## Start

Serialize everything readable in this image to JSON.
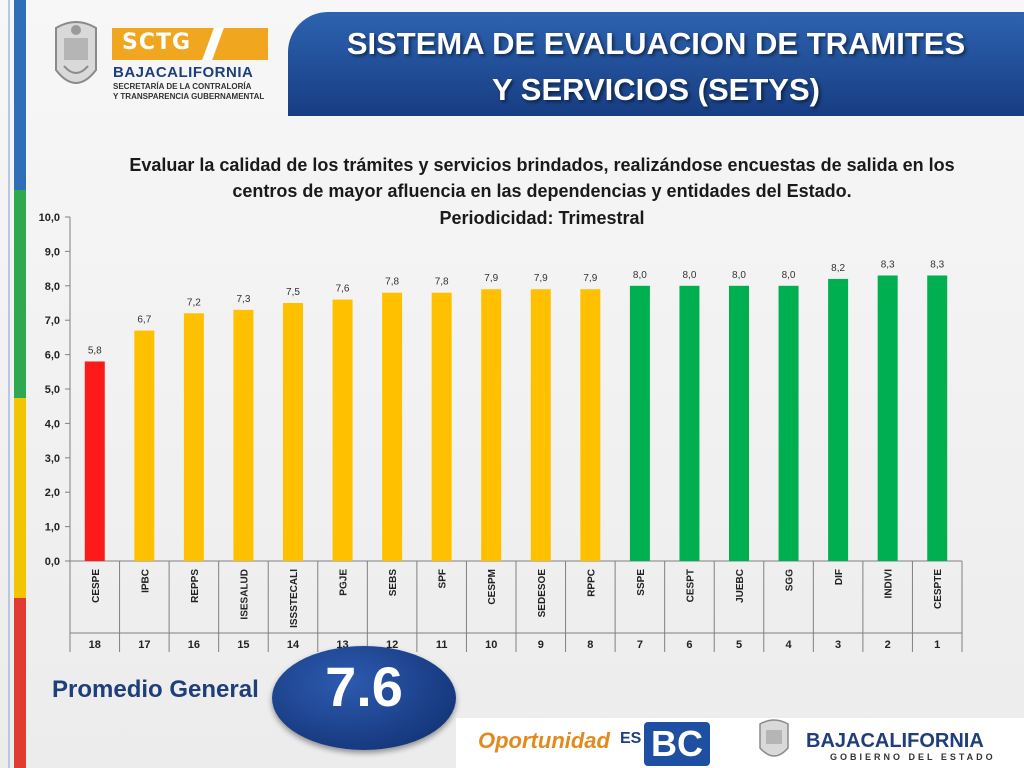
{
  "header": {
    "logo_badge": "SCTG",
    "brand": "BAJACALIFORNIA",
    "brand_sub1": "SECRETARÍA DE LA CONTRALORÍA",
    "brand_sub2": "Y TRANSPARENCIA GUBERNAMENTAL",
    "title_line1": "SISTEMA DE EVALUACION DE TRAMITES",
    "title_line2": "Y SERVICIOS (SETYS)"
  },
  "description": {
    "line1": "Evaluar la calidad de los trámites y servicios brindados, realizándose encuestas de salida en los",
    "line2": "centros de mayor afluencia en las dependencias y entidades del Estado.",
    "line3": "Periodicidad: Trimestral"
  },
  "average": {
    "label": "Promedio General",
    "value": "7.6"
  },
  "footer": {
    "oportunidad": "Oportunidad",
    "es": "ES",
    "bc": "BC",
    "brand": "BAJACALIFORNIA",
    "brand_sub": "GOBIERNO DEL ESTADO"
  },
  "colors": {
    "red": "#ff1a1a",
    "yellow": "#ffc000",
    "green": "#00b050"
  },
  "chart_data": {
    "type": "bar",
    "categories": [
      "CESPE",
      "IPBC",
      "REPPS",
      "ISESALUD",
      "ISSSTECALI",
      "PGJE",
      "SEBS",
      "SPF",
      "CESPM",
      "SEDESOE",
      "RPPC",
      "SSPE",
      "CESPT",
      "JUEBC",
      "SGG",
      "DIF",
      "INDIVI",
      "CESPTE"
    ],
    "values": [
      5.8,
      6.7,
      7.2,
      7.3,
      7.5,
      7.6,
      7.8,
      7.8,
      7.9,
      7.9,
      7.9,
      8.0,
      8.0,
      8.0,
      8.0,
      8.2,
      8.3,
      8.3
    ],
    "value_labels": [
      "5,8",
      "6,7",
      "7,2",
      "7,3",
      "7,5",
      "7,6",
      "7,8",
      "7,8",
      "7,9",
      "7,9",
      "7,9",
      "8,0",
      "8,0",
      "8,0",
      "8,0",
      "8,2",
      "8,3",
      "8,3"
    ],
    "bar_colors": [
      "red",
      "yellow",
      "yellow",
      "yellow",
      "yellow",
      "yellow",
      "yellow",
      "yellow",
      "yellow",
      "yellow",
      "yellow",
      "green",
      "green",
      "green",
      "green",
      "green",
      "green",
      "green"
    ],
    "ranks": [
      "18",
      "17",
      "16",
      "15",
      "14",
      "13",
      "12",
      "11",
      "10",
      "9",
      "8",
      "7",
      "6",
      "5",
      "4",
      "3",
      "2",
      "1"
    ],
    "ylim": [
      0,
      10
    ],
    "yticks": [
      "0,0",
      "1,0",
      "2,0",
      "3,0",
      "4,0",
      "5,0",
      "6,0",
      "7,0",
      "8,0",
      "9,0",
      "10,0"
    ],
    "title": "",
    "xlabel": "",
    "ylabel": "",
    "grid": false,
    "legend": "none"
  }
}
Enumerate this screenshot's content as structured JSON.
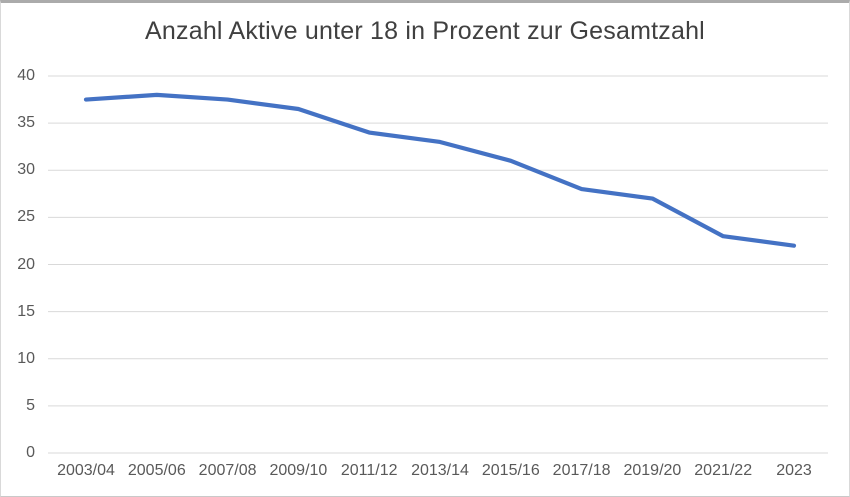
{
  "chart_data": {
    "type": "line",
    "title": "Anzahl Aktive unter 18 in Prozent zur Gesamtzahl",
    "categories": [
      "2003/04",
      "2005/06",
      "2007/08",
      "2009/10",
      "2011/12",
      "2013/14",
      "2015/16",
      "2017/18",
      "2019/20",
      "2021/22",
      "2023"
    ],
    "values": [
      37.5,
      38,
      37.5,
      36.5,
      34,
      33,
      31,
      28,
      27,
      23,
      22
    ],
    "xlabel": "",
    "ylabel": "",
    "ylim": [
      0,
      40
    ],
    "yticks": [
      0,
      5,
      10,
      15,
      20,
      25,
      30,
      35,
      40
    ],
    "grid": true,
    "legend": false,
    "line_color": "#4472C4",
    "gridline_color": "#D9D9D9",
    "tick_label_color": "#595959",
    "title_color": "#404040"
  }
}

## End

[Exercise]
Leave the pictures out, and transcribe each of the records exactly.

[Output below]
Serialize everything readable in this image to JSON.
{
  "header": {
    "logo_badge": "SCTG",
    "brand": "BAJACALIFORNIA",
    "brand_sub1": "SECRETARÍA DE LA CONTRALORÍA",
    "brand_sub2": "Y TRANSPARENCIA GUBERNAMENTAL",
    "title_line1": "SISTEMA DE EVALUACION DE TRAMITES",
    "title_line2": "Y SERVICIOS (SETYS)"
  },
  "description": {
    "line1": "Evaluar la calidad de los trámites y servicios brindados, realizándose encuestas de salida en los",
    "line2": "centros de mayor afluencia en las dependencias y entidades del Estado.",
    "line3": "Periodicidad: Trimestral"
  },
  "average": {
    "label": "Promedio General",
    "value": "7.6"
  },
  "footer": {
    "oportunidad": "Oportunidad",
    "es": "ES",
    "bc": "BC",
    "brand": "BAJACALIFORNIA",
    "brand_sub": "GOBIERNO DEL ESTADO"
  },
  "colors": {
    "red": "#ff1a1a",
    "yellow": "#ffc000",
    "green": "#00b050"
  },
  "chart_data": {
    "type": "bar",
    "categories": [
      "CESPE",
      "IPBC",
      "REPPS",
      "ISESALUD",
      "ISSSTECALI",
      "PGJE",
      "SEBS",
      "SPF",
      "CESPM",
      "SEDESOE",
      "RPPC",
      "SSPE",
      "CESPT",
      "JUEBC",
      "SGG",
      "DIF",
      "INDIVI",
      "CESPTE"
    ],
    "values": [
      5.8,
      6.7,
      7.2,
      7.3,
      7.5,
      7.6,
      7.8,
      7.8,
      7.9,
      7.9,
      7.9,
      8.0,
      8.0,
      8.0,
      8.0,
      8.2,
      8.3,
      8.3
    ],
    "value_labels": [
      "5,8",
      "6,7",
      "7,2",
      "7,3",
      "7,5",
      "7,6",
      "7,8",
      "7,8",
      "7,9",
      "7,9",
      "7,9",
      "8,0",
      "8,0",
      "8,0",
      "8,0",
      "8,2",
      "8,3",
      "8,3"
    ],
    "bar_colors": [
      "red",
      "yellow",
      "yellow",
      "yellow",
      "yellow",
      "yellow",
      "yellow",
      "yellow",
      "yellow",
      "yellow",
      "yellow",
      "green",
      "green",
      "green",
      "green",
      "green",
      "green",
      "green"
    ],
    "ranks": [
      "18",
      "17",
      "16",
      "15",
      "14",
      "13",
      "12",
      "11",
      "10",
      "9",
      "8",
      "7",
      "6",
      "5",
      "4",
      "3",
      "2",
      "1"
    ],
    "ylim": [
      0,
      10
    ],
    "yticks": [
      "0,0",
      "1,0",
      "2,0",
      "3,0",
      "4,0",
      "5,0",
      "6,0",
      "7,0",
      "8,0",
      "9,0",
      "10,0"
    ],
    "title": "",
    "xlabel": "",
    "ylabel": "",
    "grid": false,
    "legend": "none"
  }
}
Enumerate this screenshot's content as structured JSON.
{
  "chart_data": {
    "type": "line",
    "title": "Anzahl Aktive unter 18 in Prozent zur Gesamtzahl",
    "categories": [
      "2003/04",
      "2005/06",
      "2007/08",
      "2009/10",
      "2011/12",
      "2013/14",
      "2015/16",
      "2017/18",
      "2019/20",
      "2021/22",
      "2023"
    ],
    "values": [
      37.5,
      38,
      37.5,
      36.5,
      34,
      33,
      31,
      28,
      27,
      23,
      22
    ],
    "xlabel": "",
    "ylabel": "",
    "ylim": [
      0,
      40
    ],
    "yticks": [
      0,
      5,
      10,
      15,
      20,
      25,
      30,
      35,
      40
    ],
    "grid": true,
    "legend": false,
    "line_color": "#4472C4",
    "gridline_color": "#D9D9D9",
    "tick_label_color": "#595959",
    "title_color": "#404040"
  }
}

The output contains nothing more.